**WRITTEN INSTRUCTION**
Return each line of the data below exactly, omitting any pictures.

Stored data entries:

####

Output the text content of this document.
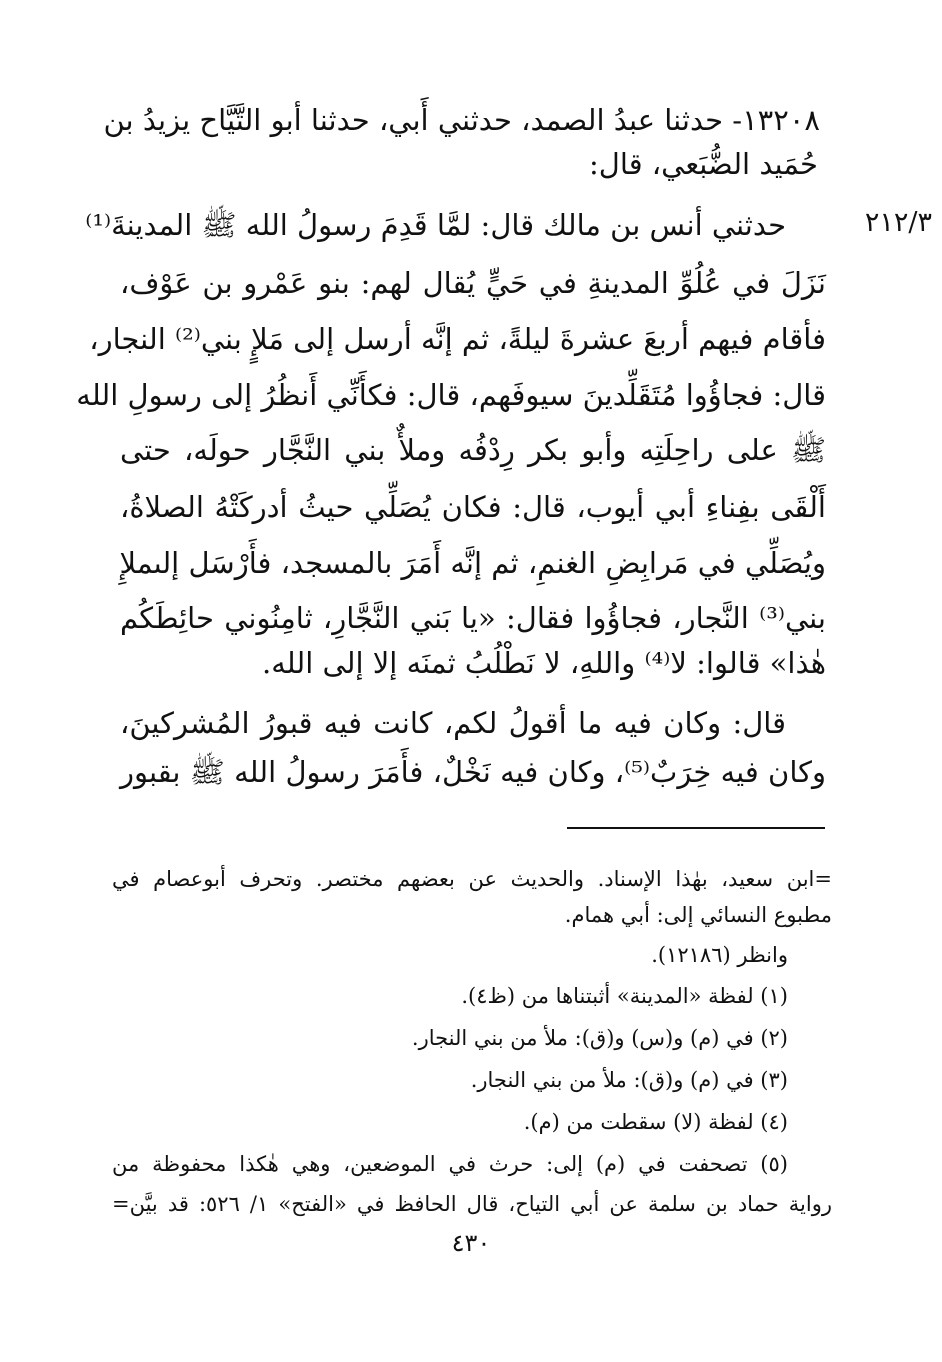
١٣٢٠٨- حدثنا عبدُ الصمد، حدثني أَبي، حدثنا أبو التَّيَّاح يزيدُ بن
حُمَيد الضُّبَعي، قال:
٢١٢/٣
حدثني أنس بن مالك قال: لمَّا قَدِمَ رسولُ الله ﷺ المدينةَ⁽¹⁾
نَزَلَ في عُلُوِّ المدينةِ في حَيٍّ يُقال لهم: بنو عَمْرو بن عَوْف،
فأقام فيهم أربعَ عشرةَ ليلةً، ثم إنَّه أرسل إلى مَلإٍ بني⁽²⁾ النجار،
قال: فجاؤُوا مُتَقَلِّدينَ سيوفَهم، قال: فكأَنِّي أَنظُرُ إلى رسولِ الله
ﷺ على راحِلَتِه وأبو بكر رِدْفُه وملأٌ بني النَّجَّار حولَه، حتى
أَلْقَى بفِناءِ أبي أيوب، قال: فكان يُصَلِّي حيثُ أدركَتْهُ الصلاةُ،
ويُصَلِّي في مَرابِضِ الغنمِ، ثم إنَّه أَمَرَ بالمسجد، فأَرْسَل إلىملإِ
بني⁽³⁾ النَّجار، فجاؤُوا فقال: «يا بَني النَّجَّارِ، ثامِنُوني حائِطَكُم
هٰذا» قالوا: لا⁽⁴⁾ واللهِ، لا نَطْلُبُ ثمنَه إلا إلى الله.
قال: وكان فيه ما أقولُ لكم، كانت فيه قبورُ المُشركينَ،
وكان فيه خِرَبٌ⁽⁵⁾، وكان فيه نَخْلٌ، فأَمَرَ رسولُ الله ﷺ بقبور
=ابن سعيد، بهٰذا الإسناد. والحديث عن بعضهم مختصر. وتحرف أبوعصام في
مطبوع النسائي إلى: أبي همام.
وانظر (١٢١٨٦).
(١) لفظة «المدينة» أثبتناها من (ظ٤).
(٢) في (م) و(س) و(ق): ملأ من بني النجار.
(٣) في (م) و(ق): ملأ من بني النجار.
(٤) لفظة (لا) سقطت من (م).
(٥) تصحفت في (م) إلى: حرث في الموضعين، وهي هٰكذا محفوظة من
رواية حماد بن سلمة عن أبي التياح، قال الحافظ في «الفتح» ١/ ٥٢٦: قد بيَّن=
٤٣٠
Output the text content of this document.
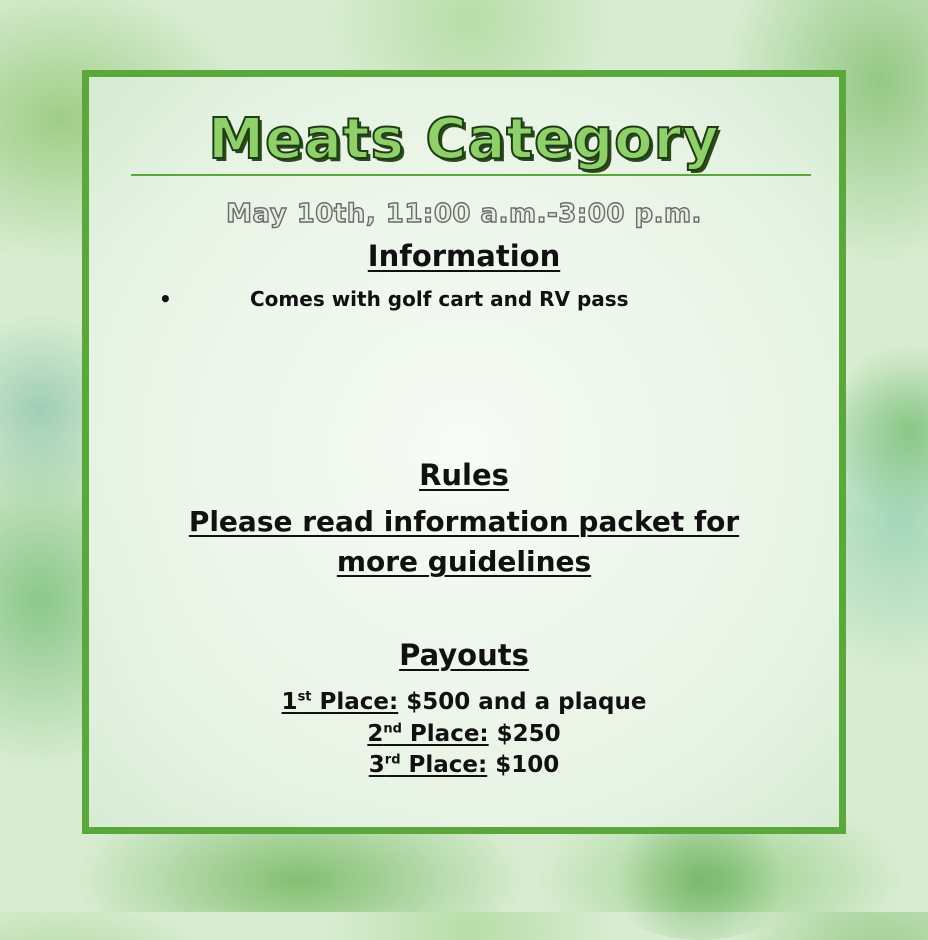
Meats Category
May 10th, 11:00 a.m.-3:00 p.m.
Information
•	Comes with golf cart and RV pass
Rules
Please read information packet for
more guidelines
Payouts
1st Place: $500 and a plaque
2nd Place: $250
3rd Place: $100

####

**OUTPUT OF THE TASK**
Output the text content of this document.
١٣٢٠٨- حدثنا عبدُ الصمد، حدثني أَبي، حدثنا أبو التَّيَّاح يزيدُ بن
حُمَيد الضُّبَعي، قال:
٢١٢/٣
حدثني أنس بن مالك قال: لمَّا قَدِمَ رسولُ الله ﷺ المدينةَ⁽¹⁾
نَزَلَ في عُلُوِّ المدينةِ في حَيٍّ يُقال لهم: بنو عَمْرو بن عَوْف،
فأقام فيهم أربعَ عشرةَ ليلةً، ثم إنَّه أرسل إلى مَلإٍ بني⁽²⁾ النجار،
قال: فجاؤُوا مُتَقَلِّدينَ سيوفَهم، قال: فكأَنِّي أَنظُرُ إلى رسولِ الله
ﷺ على راحِلَتِه وأبو بكر رِدْفُه وملأٌ بني النَّجَّار حولَه، حتى
أَلْقَى بفِناءِ أبي أيوب، قال: فكان يُصَلِّي حيثُ أدركَتْهُ الصلاةُ،
ويُصَلِّي في مَرابِضِ الغنمِ، ثم إنَّه أَمَرَ بالمسجد، فأَرْسَل إلىملإِ
بني⁽³⁾ النَّجار، فجاؤُوا فقال: «يا بَني النَّجَّارِ، ثامِنُوني حائِطَكُم
هٰذا» قالوا: لا⁽⁴⁾ واللهِ، لا نَطْلُبُ ثمنَه إلا إلى الله.
قال: وكان فيه ما أقولُ لكم، كانت فيه قبورُ المُشركينَ،
وكان فيه خِرَبٌ⁽⁵⁾، وكان فيه نَخْلٌ، فأَمَرَ رسولُ الله ﷺ بقبور
=ابن سعيد، بهٰذا الإسناد. والحديث عن بعضهم مختصر. وتحرف أبوعصام في
مطبوع النسائي إلى: أبي همام.
وانظر (١٢١٨٦).
(١) لفظة «المدينة» أثبتناها من (ظ٤).
(٢) في (م) و(س) و(ق): ملأ من بني النجار.
(٣) في (م) و(ق): ملأ من بني النجار.
(٤) لفظة (لا) سقطت من (م).
(٥) تصحفت في (م) إلى: حرث في الموضعين، وهي هٰكذا محفوظة من
رواية حماد بن سلمة عن أبي التياح، قال الحافظ في «الفتح» ١/ ٥٢٦: قد بيَّن=
٤٣٠
Output the text content of this document.
Meats Category
May 10th, 11:00 a.m.-3:00 p.m.
Information
•	Comes with golf cart and RV pass
Rules
Please read information packet for
more guidelines
Payouts
1st Place: $500 and a plaque
2nd Place: $250
3rd Place: $100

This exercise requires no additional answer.